Extract every line below, verbatim.

Material provided start

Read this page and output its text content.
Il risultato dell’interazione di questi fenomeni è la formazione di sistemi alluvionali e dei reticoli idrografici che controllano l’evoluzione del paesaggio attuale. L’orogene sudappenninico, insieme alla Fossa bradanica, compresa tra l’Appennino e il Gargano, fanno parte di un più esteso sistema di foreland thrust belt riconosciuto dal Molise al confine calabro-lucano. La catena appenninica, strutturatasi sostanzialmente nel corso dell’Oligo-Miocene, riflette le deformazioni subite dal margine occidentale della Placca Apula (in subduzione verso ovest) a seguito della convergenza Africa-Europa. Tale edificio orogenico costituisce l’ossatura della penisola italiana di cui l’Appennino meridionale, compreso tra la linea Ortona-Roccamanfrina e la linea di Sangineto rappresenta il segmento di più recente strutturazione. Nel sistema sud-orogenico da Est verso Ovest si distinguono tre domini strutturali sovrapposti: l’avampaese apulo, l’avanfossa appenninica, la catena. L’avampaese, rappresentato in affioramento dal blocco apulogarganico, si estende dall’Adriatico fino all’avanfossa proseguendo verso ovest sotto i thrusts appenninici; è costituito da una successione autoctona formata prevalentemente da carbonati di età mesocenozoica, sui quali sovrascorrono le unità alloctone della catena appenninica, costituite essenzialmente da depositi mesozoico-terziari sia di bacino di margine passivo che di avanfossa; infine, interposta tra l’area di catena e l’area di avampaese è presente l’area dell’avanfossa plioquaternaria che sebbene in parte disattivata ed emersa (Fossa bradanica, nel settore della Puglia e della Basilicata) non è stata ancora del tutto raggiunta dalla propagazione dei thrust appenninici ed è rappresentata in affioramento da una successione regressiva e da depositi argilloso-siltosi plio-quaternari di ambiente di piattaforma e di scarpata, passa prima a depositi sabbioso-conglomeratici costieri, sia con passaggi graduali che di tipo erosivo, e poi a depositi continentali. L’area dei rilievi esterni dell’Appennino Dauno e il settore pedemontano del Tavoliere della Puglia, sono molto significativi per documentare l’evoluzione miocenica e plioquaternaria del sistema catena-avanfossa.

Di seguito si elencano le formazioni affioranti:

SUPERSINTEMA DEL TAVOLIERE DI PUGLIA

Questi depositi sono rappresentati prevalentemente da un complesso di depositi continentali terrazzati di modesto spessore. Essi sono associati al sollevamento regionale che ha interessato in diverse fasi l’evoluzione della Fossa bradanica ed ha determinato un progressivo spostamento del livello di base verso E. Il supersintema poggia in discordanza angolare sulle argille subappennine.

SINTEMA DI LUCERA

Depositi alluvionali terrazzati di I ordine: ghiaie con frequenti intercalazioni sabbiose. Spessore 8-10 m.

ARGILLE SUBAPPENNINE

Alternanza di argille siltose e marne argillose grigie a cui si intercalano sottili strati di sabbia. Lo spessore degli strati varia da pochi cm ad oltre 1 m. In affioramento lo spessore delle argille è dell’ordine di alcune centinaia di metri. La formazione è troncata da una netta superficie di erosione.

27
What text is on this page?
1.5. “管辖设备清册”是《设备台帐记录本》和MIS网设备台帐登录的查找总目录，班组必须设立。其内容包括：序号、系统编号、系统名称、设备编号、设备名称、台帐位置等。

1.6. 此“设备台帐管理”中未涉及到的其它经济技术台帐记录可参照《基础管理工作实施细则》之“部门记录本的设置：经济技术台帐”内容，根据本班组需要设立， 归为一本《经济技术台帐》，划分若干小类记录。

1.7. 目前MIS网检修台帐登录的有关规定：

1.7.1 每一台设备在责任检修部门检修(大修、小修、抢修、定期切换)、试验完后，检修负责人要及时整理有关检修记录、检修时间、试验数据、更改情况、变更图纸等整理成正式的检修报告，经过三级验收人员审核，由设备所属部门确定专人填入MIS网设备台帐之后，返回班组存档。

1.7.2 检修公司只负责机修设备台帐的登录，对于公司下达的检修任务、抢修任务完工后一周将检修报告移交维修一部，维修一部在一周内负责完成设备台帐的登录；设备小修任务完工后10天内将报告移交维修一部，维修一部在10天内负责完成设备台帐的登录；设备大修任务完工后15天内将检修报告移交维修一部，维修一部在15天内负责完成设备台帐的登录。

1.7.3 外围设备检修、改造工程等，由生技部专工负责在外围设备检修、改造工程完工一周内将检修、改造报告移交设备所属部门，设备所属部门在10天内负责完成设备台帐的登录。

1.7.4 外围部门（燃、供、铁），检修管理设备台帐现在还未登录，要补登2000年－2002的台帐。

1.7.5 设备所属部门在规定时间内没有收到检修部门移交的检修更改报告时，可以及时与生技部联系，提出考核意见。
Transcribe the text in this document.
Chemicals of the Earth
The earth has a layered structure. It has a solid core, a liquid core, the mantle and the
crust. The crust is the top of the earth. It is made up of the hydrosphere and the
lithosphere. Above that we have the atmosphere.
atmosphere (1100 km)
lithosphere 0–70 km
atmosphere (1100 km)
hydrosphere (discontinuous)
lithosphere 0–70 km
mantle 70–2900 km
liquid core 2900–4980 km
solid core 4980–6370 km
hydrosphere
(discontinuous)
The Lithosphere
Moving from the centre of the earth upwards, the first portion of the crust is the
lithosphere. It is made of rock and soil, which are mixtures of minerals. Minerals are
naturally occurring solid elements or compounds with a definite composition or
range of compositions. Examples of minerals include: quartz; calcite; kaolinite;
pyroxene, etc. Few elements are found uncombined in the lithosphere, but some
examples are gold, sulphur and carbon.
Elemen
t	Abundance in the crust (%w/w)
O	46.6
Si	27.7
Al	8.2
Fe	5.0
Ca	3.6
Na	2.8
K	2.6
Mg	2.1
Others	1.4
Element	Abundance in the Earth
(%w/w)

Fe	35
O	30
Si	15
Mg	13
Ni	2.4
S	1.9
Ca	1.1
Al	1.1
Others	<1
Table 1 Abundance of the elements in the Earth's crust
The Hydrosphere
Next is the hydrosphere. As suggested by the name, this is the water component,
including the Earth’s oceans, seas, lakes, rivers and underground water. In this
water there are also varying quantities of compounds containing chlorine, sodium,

Material provided end

Exercise result:
Read this page and output its text content.
Il risultato dell’interazione di questi fenomeni è la formazione di sistemi alluvionali e dei reticoli idrografici che controllano l’evoluzione del paesaggio attuale. L’orogene sudappenninico, insieme alla Fossa bradanica, compresa tra l’Appennino e il Gargano, fanno parte di un più esteso sistema di foreland thrust belt riconosciuto dal Molise al confine calabro-lucano. La catena appenninica, strutturatasi sostanzialmente nel corso dell’Oligo-Miocene, riflette le deformazioni subite dal margine occidentale della Placca Apula (in subduzione verso ovest) a seguito della convergenza Africa-Europa. Tale edificio orogenico costituisce l’ossatura della penisola italiana di cui l’Appennino meridionale, compreso tra la linea Ortona-Roccamanfrina e la linea di Sangineto rappresenta il segmento di più recente strutturazione. Nel sistema sud-orogenico da Est verso Ovest si distinguono tre domini strutturali sovrapposti: l’avampaese apulo, l’avanfossa appenninica, la catena. L’avampaese, rappresentato in affioramento dal blocco apulogarganico, si estende dall’Adriatico fino all’avanfossa proseguendo verso ovest sotto i thrusts appenninici; è costituito da una successione autoctona formata prevalentemente da carbonati di età mesocenozoica, sui quali sovrascorrono le unità alloctone della catena appenninica, costituite essenzialmente da depositi mesozoico-terziari sia di bacino di margine passivo che di avanfossa; infine, interposta tra l’area di catena e l’area di avampaese è presente l’area dell’avanfossa plioquaternaria che sebbene in parte disattivata ed emersa (Fossa bradanica, nel settore della Puglia e della Basilicata) non è stata ancora del tutto raggiunta dalla propagazione dei thrust appenninici ed è rappresentata in affioramento da una successione regressiva e da depositi argilloso-siltosi plio-quaternari di ambiente di piattaforma e di scarpata, passa prima a depositi sabbioso-conglomeratici costieri, sia con passaggi graduali che di tipo erosivo, e poi a depositi continentali. L’area dei rilievi esterni dell’Appennino Dauno e il settore pedemontano del Tavoliere della Puglia, sono molto significativi per documentare l’evoluzione miocenica e plioquaternaria del sistema catena-avanfossa.

Di seguito si elencano le formazioni affioranti:

SUPERSINTEMA DEL TAVOLIERE DI PUGLIA

Questi depositi sono rappresentati prevalentemente da un complesso di depositi continentali terrazzati di modesto spessore. Essi sono associati al sollevamento regionale che ha interessato in diverse fasi l’evoluzione della Fossa bradanica ed ha determinato un progressivo spostamento del livello di base verso E. Il supersintema poggia in discordanza angolare sulle argille subappennine.

SINTEMA DI LUCERA

Depositi alluvionali terrazzati di I ordine: ghiaie con frequenti intercalazioni sabbiose. Spessore 8-10 m.

ARGILLE SUBAPPENNINE

Alternanza di argille siltose e marne argillose grigie a cui si intercalano sottili strati di sabbia. Lo spessore degli strati varia da pochi cm ad oltre 1 m. In affioramento lo spessore delle argille è dell’ordine di alcune centinaia di metri. La formazione è troncata da una netta superficie di erosione.

27
What text is on this page?
1.5. “管辖设备清册”是《设备台帐记录本》和MIS网设备台帐登录的查找总目录，班组必须设立。其内容包括：序号、系统编号、系统名称、设备编号、设备名称、台帐位置等。

1.6. 此“设备台帐管理”中未涉及到的其它经济技术台帐记录可参照《基础管理工作实施细则》之“部门记录本的设置：经济技术台帐”内容，根据本班组需要设立， 归为一本《经济技术台帐》，划分若干小类记录。

1.7. 目前MIS网检修台帐登录的有关规定：

1.7.1 每一台设备在责任检修部门检修(大修、小修、抢修、定期切换)、试验完后，检修负责人要及时整理有关检修记录、检修时间、试验数据、更改情况、变更图纸等整理成正式的检修报告，经过三级验收人员审核，由设备所属部门确定专人填入MIS网设备台帐之后，返回班组存档。

1.7.2 检修公司只负责机修设备台帐的登录，对于公司下达的检修任务、抢修任务完工后一周将检修报告移交维修一部，维修一部在一周内负责完成设备台帐的登录；设备小修任务完工后10天内将报告移交维修一部，维修一部在10天内负责完成设备台帐的登录；设备大修任务完工后15天内将检修报告移交维修一部，维修一部在15天内负责完成设备台帐的登录。

1.7.3 外围设备检修、改造工程等，由生技部专工负责在外围设备检修、改造工程完工一周内将检修、改造报告移交设备所属部门，设备所属部门在10天内负责完成设备台帐的登录。

1.7.4 外围部门（燃、供、铁），检修管理设备台帐现在还未登录，要补登2000年－2002的台帐。

1.7.5 设备所属部门在规定时间内没有收到检修部门移交的检修更改报告时，可以及时与生技部联系，提出考核意见。
Transcribe the text in this document.
Chemicals of the Earth
The earth has a layered structure. It has a solid core, a liquid core, the mantle and the
crust. The crust is the top of the earth. It is made up of the hydrosphere and the
lithosphere. Above that we have the atmosphere.
atmosphere (1100 km)
lithosphere 0–70 km
atmosphere (1100 km)
hydrosphere (discontinuous)
lithosphere 0–70 km
mantle 70–2900 km
liquid core 2900–4980 km
solid core 4980–6370 km
hydrosphere
(discontinuous)
The Lithosphere
Moving from the centre of the earth upwards, the first portion of the crust is the
lithosphere. It is made of rock and soil, which are mixtures of minerals. Minerals are
naturally occurring solid elements or compounds with a definite composition or
range of compositions. Examples of minerals include: quartz; calcite; kaolinite;
pyroxene, etc. Few elements are found uncombined in the lithosphere, but some
examples are gold, sulphur and carbon.
Elemen
t	Abundance in the crust (%w/w)
O	46.6
Si	27.7
Al	8.2
Fe	5.0
Ca	3.6
Na	2.8
K	2.6
Mg	2.1
Others	1.4
Element	Abundance in the Earth
(%w/w)

Fe	35
O	30
Si	15
Mg	13
Ni	2.4
S	1.9
Ca	1.1
Al	1.1
Others	<1
Table 1 Abundance of the elements in the Earth's crust
The Hydrosphere
Next is the hydrosphere. As suggested by the name, this is the water component,
including the Earth’s oceans, seas, lakes, rivers and underground water. In this
water there are also varying quantities of compounds containing chlorine, sodium,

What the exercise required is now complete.